- To do
Output the material word for word. Leave each picture out.
begin Material shown
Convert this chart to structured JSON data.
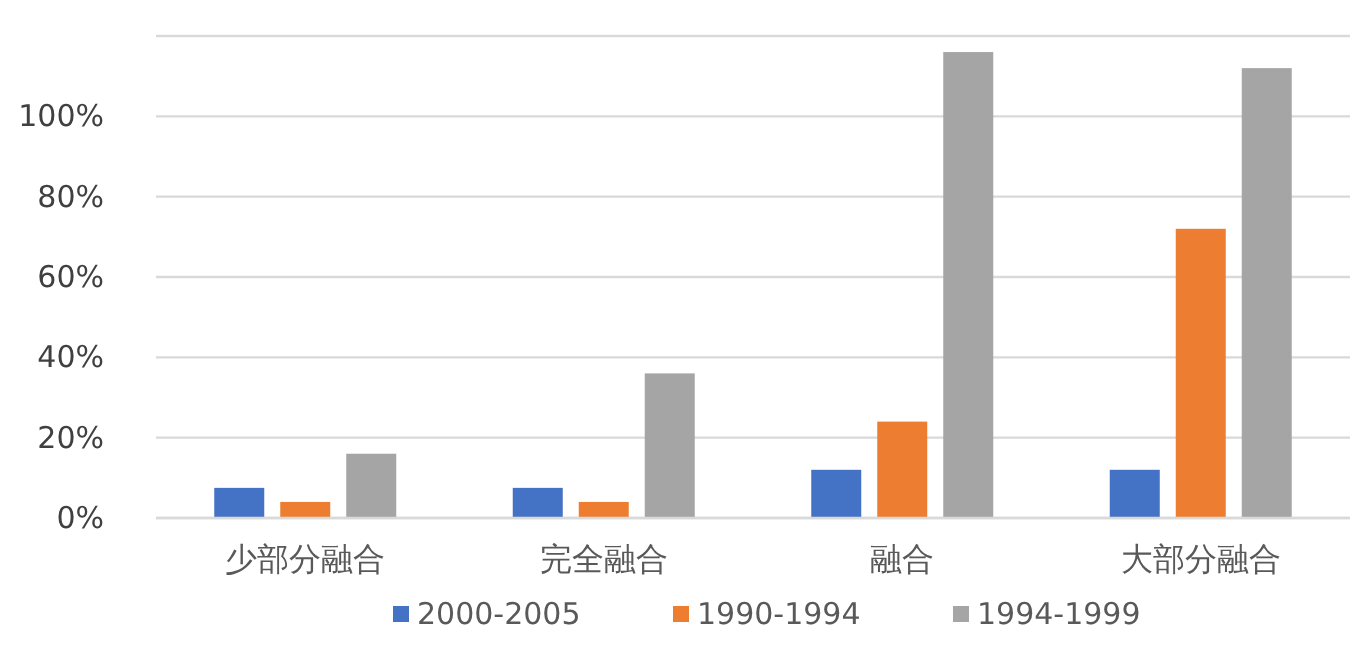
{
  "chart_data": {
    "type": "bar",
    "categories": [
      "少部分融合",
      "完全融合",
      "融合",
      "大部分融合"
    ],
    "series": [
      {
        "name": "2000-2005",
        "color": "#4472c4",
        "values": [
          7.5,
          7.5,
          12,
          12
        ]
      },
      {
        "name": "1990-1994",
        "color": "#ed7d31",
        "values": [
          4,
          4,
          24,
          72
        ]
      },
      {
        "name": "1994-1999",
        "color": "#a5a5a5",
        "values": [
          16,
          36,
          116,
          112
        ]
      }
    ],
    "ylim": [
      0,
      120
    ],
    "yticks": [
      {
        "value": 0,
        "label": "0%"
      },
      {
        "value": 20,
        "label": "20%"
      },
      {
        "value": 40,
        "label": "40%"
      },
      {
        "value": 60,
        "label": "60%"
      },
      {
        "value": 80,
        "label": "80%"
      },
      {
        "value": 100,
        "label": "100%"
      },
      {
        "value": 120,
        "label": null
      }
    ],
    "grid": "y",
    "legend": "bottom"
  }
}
end Material shown
- Answer
Convert this chart to structured JSON data.
{
  "chart_data": {
    "type": "bar",
    "categories": [
      "少部分融合",
      "完全融合",
      "融合",
      "大部分融合"
    ],
    "series": [
      {
        "name": "2000-2005",
        "color": "#4472c4",
        "values": [
          7.5,
          7.5,
          12,
          12
        ]
      },
      {
        "name": "1990-1994",
        "color": "#ed7d31",
        "values": [
          4,
          4,
          24,
          72
        ]
      },
      {
        "name": "1994-1999",
        "color": "#a5a5a5",
        "values": [
          16,
          36,
          116,
          112
        ]
      }
    ],
    "ylim": [
      0,
      120
    ],
    "yticks": [
      {
        "value": 0,
        "label": "0%"
      },
      {
        "value": 20,
        "label": "20%"
      },
      {
        "value": 40,
        "label": "40%"
      },
      {
        "value": 60,
        "label": "60%"
      },
      {
        "value": 80,
        "label": "80%"
      },
      {
        "value": 100,
        "label": "100%"
      },
      {
        "value": 120,
        "label": null
      }
    ],
    "grid": "y",
    "legend": "bottom"
  }
}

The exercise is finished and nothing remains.